_Exercise aim_
Copy all lines holding the word "title" from the entries.

_Entries shown_

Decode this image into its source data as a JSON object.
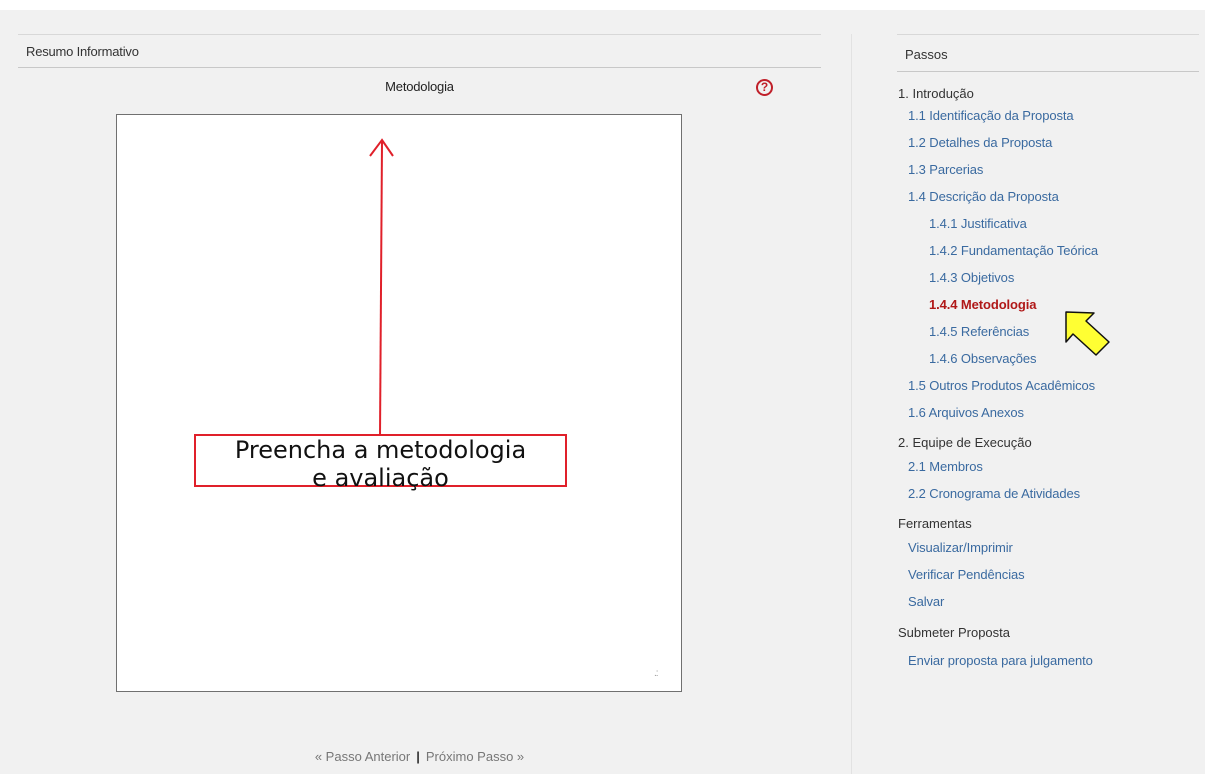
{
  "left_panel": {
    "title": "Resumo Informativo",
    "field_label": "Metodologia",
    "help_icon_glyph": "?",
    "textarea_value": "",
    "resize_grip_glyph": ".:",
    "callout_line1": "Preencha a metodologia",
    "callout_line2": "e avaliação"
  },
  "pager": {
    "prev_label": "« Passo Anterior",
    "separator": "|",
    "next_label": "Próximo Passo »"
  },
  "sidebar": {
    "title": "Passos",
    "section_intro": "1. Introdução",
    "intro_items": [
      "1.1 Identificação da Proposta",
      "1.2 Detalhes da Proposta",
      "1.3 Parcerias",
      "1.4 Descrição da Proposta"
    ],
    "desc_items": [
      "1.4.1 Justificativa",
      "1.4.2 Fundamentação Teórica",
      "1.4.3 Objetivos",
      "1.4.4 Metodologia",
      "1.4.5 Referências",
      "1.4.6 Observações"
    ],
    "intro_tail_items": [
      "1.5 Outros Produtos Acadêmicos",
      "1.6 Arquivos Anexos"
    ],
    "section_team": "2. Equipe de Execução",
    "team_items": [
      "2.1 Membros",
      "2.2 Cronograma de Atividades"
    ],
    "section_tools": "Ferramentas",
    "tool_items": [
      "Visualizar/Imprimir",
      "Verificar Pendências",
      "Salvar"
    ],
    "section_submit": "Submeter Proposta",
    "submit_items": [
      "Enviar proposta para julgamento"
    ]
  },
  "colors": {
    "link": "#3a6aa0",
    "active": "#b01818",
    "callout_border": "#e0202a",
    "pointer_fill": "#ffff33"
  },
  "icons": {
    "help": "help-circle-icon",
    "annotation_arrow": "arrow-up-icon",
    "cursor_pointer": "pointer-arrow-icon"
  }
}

...

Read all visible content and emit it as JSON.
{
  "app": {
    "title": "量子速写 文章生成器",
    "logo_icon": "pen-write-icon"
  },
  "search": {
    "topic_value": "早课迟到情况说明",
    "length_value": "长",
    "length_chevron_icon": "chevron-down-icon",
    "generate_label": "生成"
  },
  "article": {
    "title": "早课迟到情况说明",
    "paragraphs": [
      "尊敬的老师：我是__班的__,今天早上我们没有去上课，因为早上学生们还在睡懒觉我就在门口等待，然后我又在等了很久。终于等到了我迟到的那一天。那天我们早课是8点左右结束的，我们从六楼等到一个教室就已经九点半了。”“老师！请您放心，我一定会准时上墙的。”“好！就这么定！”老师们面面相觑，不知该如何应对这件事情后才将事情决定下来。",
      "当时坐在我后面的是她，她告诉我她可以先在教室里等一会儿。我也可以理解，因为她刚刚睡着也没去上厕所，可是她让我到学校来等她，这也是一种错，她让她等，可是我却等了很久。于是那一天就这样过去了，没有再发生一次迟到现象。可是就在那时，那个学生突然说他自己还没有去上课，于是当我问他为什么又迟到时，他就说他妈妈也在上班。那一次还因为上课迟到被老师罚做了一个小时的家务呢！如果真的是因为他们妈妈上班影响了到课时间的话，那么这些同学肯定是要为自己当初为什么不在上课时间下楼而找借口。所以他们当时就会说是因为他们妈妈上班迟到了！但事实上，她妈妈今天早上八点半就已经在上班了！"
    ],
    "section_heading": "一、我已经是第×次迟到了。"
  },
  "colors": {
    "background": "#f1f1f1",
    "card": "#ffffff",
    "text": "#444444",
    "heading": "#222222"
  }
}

--

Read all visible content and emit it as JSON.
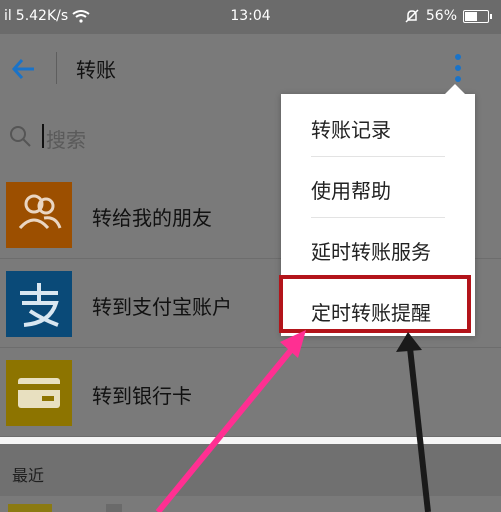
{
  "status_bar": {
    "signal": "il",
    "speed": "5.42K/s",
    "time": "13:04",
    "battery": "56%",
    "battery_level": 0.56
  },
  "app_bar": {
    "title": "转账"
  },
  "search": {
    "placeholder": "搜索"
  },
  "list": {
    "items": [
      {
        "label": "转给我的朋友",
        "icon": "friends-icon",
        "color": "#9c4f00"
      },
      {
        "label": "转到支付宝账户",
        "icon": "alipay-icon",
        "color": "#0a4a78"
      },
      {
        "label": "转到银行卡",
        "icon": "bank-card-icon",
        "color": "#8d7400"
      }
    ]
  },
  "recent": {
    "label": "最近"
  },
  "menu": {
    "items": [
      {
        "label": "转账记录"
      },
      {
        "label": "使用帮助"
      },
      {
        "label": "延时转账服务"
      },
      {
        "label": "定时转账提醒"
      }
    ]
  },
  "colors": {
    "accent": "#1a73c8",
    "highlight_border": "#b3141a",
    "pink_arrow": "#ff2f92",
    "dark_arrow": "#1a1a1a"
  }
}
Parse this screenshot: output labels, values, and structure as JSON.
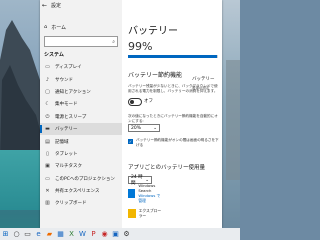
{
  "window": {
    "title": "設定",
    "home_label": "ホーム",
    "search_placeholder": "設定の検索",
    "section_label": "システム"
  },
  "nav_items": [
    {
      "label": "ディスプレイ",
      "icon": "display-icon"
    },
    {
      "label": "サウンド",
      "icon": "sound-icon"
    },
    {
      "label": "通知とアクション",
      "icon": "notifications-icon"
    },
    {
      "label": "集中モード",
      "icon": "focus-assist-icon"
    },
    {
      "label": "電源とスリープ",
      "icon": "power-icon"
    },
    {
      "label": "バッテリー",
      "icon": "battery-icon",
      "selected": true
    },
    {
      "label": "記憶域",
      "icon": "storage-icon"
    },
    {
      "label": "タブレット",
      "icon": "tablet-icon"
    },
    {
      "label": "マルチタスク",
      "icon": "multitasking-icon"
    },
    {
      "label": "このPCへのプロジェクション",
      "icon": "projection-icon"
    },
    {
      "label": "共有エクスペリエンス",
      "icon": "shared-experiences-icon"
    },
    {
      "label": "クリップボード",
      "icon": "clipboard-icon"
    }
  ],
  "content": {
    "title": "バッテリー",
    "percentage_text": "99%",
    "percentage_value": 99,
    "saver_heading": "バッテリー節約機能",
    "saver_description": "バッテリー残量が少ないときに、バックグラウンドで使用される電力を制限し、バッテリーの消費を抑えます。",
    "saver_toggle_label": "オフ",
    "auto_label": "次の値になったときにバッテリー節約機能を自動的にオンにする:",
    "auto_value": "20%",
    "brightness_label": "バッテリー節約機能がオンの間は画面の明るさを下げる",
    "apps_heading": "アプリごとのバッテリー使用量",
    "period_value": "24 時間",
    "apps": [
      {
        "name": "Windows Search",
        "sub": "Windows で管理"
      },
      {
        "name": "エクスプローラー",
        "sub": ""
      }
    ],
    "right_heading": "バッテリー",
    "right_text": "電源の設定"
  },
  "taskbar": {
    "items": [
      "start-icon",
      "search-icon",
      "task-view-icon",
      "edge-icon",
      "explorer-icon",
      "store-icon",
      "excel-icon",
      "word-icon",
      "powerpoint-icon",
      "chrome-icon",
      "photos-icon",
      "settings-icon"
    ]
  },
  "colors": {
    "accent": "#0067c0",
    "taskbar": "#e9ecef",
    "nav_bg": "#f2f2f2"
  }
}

_Final result_
    "title": "Resumo Informativo",
    "title": "Passos",
    "title": "量子速写 文章生成器",
    "title": "早课迟到情况说明",
    "title": "转账"
    "title": "設定",
    "title": "バッテリー",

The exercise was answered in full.